_DESCRIPTION OF THE TASK_:
Locate the string "oleate" throughout the material and copy every line in which it occurs.
···
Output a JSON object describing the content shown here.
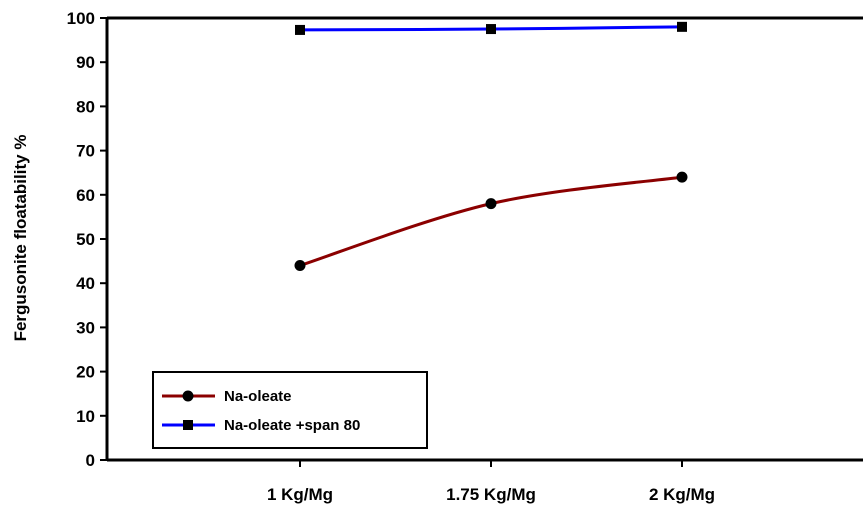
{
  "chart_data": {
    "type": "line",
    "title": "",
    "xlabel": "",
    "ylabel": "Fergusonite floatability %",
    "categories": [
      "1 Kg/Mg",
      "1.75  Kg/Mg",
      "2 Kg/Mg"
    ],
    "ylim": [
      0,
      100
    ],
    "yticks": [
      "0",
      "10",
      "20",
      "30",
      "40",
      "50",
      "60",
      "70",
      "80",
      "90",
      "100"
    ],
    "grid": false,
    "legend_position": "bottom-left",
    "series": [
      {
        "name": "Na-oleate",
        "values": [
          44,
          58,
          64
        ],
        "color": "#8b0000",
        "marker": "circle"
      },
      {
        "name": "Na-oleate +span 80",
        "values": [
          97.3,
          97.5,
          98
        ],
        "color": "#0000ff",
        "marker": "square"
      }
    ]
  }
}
···
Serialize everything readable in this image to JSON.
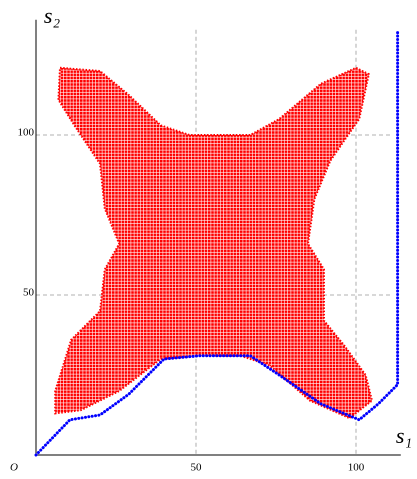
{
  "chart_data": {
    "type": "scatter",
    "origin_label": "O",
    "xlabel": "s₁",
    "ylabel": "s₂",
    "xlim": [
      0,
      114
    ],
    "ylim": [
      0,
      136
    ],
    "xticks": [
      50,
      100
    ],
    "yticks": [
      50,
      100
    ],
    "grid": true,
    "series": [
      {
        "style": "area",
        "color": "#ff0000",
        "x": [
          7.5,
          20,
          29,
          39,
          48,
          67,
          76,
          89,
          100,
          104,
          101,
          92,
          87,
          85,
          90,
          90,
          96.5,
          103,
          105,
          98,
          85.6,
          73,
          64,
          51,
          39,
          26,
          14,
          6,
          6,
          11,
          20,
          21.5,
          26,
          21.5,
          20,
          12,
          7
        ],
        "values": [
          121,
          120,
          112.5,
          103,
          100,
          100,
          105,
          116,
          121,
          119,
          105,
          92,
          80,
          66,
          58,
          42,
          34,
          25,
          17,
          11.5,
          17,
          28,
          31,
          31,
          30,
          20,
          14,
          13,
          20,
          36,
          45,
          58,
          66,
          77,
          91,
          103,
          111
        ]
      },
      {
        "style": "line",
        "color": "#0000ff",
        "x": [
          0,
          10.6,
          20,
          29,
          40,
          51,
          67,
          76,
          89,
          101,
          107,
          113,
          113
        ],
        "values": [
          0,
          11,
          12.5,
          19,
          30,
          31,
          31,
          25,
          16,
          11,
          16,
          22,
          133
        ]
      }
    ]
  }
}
···
_PROBLEM SOLUTION_:
        "name": "Na-oleate",
        "name": "Na-oleate +span 80",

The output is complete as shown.